Write out all records as given; omit images.

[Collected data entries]
------------------------------
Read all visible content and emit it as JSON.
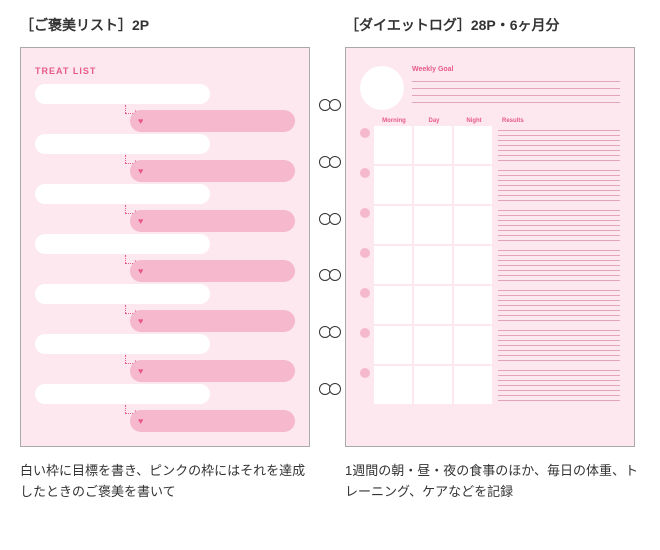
{
  "left": {
    "header": "［ご褒美リスト］2P",
    "title": "TREAT LIST",
    "caption": "白い枠に目標を書き、ピンクの枠にはそれを達成したときのご褒美を書いて",
    "row_count": 7
  },
  "right": {
    "header": "［ダイエットログ］28P・6ヶ月分",
    "weekly_label": "Weekly Goal",
    "col_morning": "Morning",
    "col_day": "Day",
    "col_night": "Night",
    "col_results": "Results",
    "caption": "1週間の朝・昼・夜の食事のほか、毎日の体重、トレーニング、ケアなどを記録",
    "row_count": 7
  },
  "colors": {
    "page_bg": "#fce8ee",
    "accent": "#e85a8a",
    "pink_fill": "#f5b8cc",
    "line": "#e4a5bb"
  }
}
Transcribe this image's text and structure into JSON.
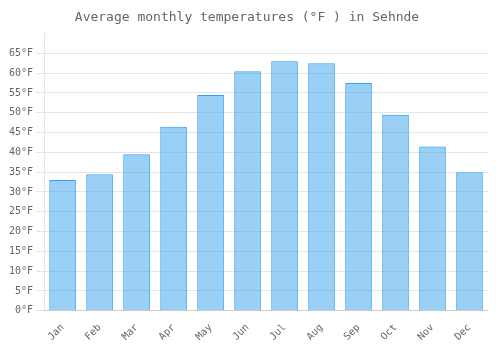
{
  "chart_data": {
    "type": "bar",
    "title": "Average monthly temperatures (°F ) in Sehnde",
    "categories": [
      "Jan",
      "Feb",
      "Mar",
      "Apr",
      "May",
      "Jun",
      "Jul",
      "Aug",
      "Sep",
      "Oct",
      "Nov",
      "Dec"
    ],
    "values": [
      33,
      34.5,
      39.5,
      46.5,
      54.5,
      60.5,
      63,
      62.5,
      57.5,
      49.5,
      41.5,
      35
    ],
    "ylim": [
      0,
      70
    ],
    "yticks": [
      {
        "value": 0,
        "label": "0°F"
      },
      {
        "value": 5,
        "label": "5°F"
      },
      {
        "value": 10,
        "label": "10°F"
      },
      {
        "value": 15,
        "label": "15°F"
      },
      {
        "value": 20,
        "label": "20°F"
      },
      {
        "value": 25,
        "label": "25°F"
      },
      {
        "value": 30,
        "label": "30°F"
      },
      {
        "value": 35,
        "label": "35°F"
      },
      {
        "value": 40,
        "label": "40°F"
      },
      {
        "value": 45,
        "label": "45°F"
      },
      {
        "value": 50,
        "label": "50°F"
      },
      {
        "value": 55,
        "label": "55°F"
      },
      {
        "value": 60,
        "label": "60°F"
      },
      {
        "value": 65,
        "label": "65°F"
      }
    ],
    "grid": true
  }
}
------------------------------
**ANSWER TO THIS PROBLEM**:
Read all visible content and emit it as JSON.
{
  "left": {
    "header": "［ご褒美リスト］2P",
    "title": "TREAT LIST",
    "caption": "白い枠に目標を書き、ピンクの枠にはそれを達成したときのご褒美を書いて",
    "row_count": 7
  },
  "right": {
    "header": "［ダイエットログ］28P・6ヶ月分",
    "weekly_label": "Weekly Goal",
    "col_morning": "Morning",
    "col_day": "Day",
    "col_night": "Night",
    "col_results": "Results",
    "caption": "1週間の朝・昼・夜の食事のほか、毎日の体重、トレーニング、ケアなどを記録",
    "row_count": 7
  },
  "colors": {
    "page_bg": "#fce8ee",
    "accent": "#e85a8a",
    "pink_fill": "#f5b8cc",
    "line": "#e4a5bb"
  }
}
Transcribe this image's text and structure into JSON.
{
  "chart_data": {
    "type": "bar",
    "title": "Average monthly temperatures (°F ) in Sehnde",
    "categories": [
      "Jan",
      "Feb",
      "Mar",
      "Apr",
      "May",
      "Jun",
      "Jul",
      "Aug",
      "Sep",
      "Oct",
      "Nov",
      "Dec"
    ],
    "values": [
      33,
      34.5,
      39.5,
      46.5,
      54.5,
      60.5,
      63,
      62.5,
      57.5,
      49.5,
      41.5,
      35
    ],
    "ylim": [
      0,
      70
    ],
    "yticks": [
      {
        "value": 0,
        "label": "0°F"
      },
      {
        "value": 5,
        "label": "5°F"
      },
      {
        "value": 10,
        "label": "10°F"
      },
      {
        "value": 15,
        "label": "15°F"
      },
      {
        "value": 20,
        "label": "20°F"
      },
      {
        "value": 25,
        "label": "25°F"
      },
      {
        "value": 30,
        "label": "30°F"
      },
      {
        "value": 35,
        "label": "35°F"
      },
      {
        "value": 40,
        "label": "40°F"
      },
      {
        "value": 45,
        "label": "45°F"
      },
      {
        "value": 50,
        "label": "50°F"
      },
      {
        "value": 55,
        "label": "55°F"
      },
      {
        "value": 60,
        "label": "60°F"
      },
      {
        "value": 65,
        "label": "65°F"
      }
    ],
    "grid": true
  }
}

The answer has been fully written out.